# Work instructions
How many lines in the listing below include the word "오전미사"? Answer with the number and nothing else.

# Records shown
###

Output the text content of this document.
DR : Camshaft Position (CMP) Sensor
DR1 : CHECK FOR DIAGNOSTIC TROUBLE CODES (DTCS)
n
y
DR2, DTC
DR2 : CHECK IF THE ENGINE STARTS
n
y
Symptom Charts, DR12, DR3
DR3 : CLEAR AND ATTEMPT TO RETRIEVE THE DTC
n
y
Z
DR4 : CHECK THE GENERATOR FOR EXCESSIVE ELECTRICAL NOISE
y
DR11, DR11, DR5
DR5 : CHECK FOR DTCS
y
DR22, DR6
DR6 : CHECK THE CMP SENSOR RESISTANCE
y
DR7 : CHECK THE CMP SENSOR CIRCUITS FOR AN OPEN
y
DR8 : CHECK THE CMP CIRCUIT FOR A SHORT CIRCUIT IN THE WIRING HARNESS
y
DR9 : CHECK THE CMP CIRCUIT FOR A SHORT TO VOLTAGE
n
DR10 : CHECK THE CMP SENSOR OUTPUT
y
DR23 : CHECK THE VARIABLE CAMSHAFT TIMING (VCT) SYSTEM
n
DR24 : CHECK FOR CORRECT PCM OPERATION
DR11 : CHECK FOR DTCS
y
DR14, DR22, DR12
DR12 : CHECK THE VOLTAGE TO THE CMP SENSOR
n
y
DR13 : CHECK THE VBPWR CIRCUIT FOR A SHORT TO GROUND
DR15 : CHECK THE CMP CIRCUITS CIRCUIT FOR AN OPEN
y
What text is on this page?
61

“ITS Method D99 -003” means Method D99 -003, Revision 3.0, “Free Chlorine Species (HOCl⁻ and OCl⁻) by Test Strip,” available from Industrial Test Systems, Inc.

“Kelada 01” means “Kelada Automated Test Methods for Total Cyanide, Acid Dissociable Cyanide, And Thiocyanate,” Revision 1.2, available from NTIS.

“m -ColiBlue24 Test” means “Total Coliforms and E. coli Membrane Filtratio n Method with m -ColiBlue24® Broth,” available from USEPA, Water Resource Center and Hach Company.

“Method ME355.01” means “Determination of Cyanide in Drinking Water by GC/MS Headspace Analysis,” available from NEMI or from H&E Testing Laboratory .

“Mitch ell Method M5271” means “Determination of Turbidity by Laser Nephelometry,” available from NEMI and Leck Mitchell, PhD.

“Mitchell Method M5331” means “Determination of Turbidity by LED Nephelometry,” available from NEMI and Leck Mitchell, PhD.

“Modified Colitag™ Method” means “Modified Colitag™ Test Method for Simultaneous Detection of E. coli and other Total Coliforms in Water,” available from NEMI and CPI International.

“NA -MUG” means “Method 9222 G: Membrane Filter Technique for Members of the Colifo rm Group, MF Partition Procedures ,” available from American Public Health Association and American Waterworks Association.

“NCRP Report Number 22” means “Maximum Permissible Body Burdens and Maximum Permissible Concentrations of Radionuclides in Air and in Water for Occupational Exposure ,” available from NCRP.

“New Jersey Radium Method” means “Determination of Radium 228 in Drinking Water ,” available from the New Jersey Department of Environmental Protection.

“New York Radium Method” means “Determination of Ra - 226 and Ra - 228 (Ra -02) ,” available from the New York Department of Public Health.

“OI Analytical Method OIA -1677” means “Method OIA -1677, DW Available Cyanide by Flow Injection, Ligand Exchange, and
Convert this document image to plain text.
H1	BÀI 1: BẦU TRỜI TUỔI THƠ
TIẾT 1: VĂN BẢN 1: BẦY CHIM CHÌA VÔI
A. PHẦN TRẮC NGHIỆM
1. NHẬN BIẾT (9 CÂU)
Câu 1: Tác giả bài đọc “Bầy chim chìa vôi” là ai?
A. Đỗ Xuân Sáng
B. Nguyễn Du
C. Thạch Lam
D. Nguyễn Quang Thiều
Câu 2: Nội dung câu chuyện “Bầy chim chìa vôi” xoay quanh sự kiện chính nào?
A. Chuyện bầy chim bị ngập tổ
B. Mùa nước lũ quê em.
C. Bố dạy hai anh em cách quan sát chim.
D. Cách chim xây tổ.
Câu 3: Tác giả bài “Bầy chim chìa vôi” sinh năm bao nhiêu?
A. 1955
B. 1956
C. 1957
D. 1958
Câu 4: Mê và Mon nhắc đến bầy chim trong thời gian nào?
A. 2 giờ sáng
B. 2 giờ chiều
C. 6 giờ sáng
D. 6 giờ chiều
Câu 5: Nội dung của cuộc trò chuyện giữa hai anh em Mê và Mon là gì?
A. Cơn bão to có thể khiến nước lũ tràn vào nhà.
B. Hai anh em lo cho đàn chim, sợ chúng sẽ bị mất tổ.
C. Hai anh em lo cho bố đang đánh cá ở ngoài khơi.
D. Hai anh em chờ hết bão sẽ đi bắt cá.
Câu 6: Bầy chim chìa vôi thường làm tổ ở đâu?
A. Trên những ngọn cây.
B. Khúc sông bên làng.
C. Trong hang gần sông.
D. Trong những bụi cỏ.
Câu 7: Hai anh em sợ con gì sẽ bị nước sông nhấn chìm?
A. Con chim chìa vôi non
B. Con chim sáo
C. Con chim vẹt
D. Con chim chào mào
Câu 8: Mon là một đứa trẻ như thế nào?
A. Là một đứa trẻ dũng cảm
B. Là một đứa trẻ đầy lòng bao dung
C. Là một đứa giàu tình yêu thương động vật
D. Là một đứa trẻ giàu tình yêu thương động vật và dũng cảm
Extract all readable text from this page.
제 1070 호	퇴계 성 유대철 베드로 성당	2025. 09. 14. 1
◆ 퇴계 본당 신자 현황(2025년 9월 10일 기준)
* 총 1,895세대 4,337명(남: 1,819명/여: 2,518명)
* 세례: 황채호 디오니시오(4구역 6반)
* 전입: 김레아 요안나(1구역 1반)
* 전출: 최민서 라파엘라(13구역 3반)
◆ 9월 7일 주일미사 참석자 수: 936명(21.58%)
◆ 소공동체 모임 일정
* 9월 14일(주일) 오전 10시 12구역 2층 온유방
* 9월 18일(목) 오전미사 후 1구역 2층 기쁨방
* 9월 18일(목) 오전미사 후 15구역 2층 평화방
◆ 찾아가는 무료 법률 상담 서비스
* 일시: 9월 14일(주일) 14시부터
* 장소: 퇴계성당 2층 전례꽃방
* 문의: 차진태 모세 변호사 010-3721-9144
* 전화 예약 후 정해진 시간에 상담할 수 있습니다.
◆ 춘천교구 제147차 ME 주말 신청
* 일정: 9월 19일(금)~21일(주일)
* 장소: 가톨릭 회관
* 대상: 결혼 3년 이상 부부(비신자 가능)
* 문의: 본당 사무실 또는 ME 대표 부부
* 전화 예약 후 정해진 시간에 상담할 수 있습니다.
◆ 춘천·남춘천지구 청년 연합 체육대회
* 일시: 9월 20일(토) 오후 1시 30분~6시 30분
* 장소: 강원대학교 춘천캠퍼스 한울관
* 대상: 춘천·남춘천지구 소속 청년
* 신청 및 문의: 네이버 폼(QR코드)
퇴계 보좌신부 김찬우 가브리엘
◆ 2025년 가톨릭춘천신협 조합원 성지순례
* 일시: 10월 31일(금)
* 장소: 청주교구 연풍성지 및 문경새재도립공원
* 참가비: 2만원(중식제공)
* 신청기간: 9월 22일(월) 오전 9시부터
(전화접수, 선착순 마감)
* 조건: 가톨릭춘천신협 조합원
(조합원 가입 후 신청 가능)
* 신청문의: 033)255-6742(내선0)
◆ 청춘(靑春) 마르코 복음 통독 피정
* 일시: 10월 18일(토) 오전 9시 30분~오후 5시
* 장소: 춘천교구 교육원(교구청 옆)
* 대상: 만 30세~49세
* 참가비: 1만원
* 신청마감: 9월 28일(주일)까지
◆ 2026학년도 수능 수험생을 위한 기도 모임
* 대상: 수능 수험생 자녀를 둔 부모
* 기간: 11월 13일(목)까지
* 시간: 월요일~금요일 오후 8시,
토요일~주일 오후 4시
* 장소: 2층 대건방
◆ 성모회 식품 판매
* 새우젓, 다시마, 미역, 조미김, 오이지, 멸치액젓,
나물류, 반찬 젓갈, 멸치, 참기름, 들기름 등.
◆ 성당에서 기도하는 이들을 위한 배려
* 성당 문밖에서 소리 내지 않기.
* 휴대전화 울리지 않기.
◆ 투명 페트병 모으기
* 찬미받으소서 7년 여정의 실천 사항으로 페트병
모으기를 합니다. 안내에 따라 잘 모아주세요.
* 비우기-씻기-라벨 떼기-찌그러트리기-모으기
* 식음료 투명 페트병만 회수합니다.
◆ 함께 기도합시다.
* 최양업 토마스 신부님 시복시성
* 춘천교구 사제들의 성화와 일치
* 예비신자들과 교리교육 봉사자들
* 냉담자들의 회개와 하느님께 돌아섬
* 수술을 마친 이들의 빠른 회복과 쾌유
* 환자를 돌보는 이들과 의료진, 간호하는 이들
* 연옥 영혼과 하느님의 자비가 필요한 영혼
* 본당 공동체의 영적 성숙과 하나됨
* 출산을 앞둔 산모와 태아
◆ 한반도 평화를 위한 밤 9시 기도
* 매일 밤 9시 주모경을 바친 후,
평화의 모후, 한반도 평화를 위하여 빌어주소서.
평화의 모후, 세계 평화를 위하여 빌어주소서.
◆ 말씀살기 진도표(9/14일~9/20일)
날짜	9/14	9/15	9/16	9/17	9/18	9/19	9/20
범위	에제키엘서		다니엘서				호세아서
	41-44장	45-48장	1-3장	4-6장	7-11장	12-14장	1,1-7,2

###

# Answer to this exercise
2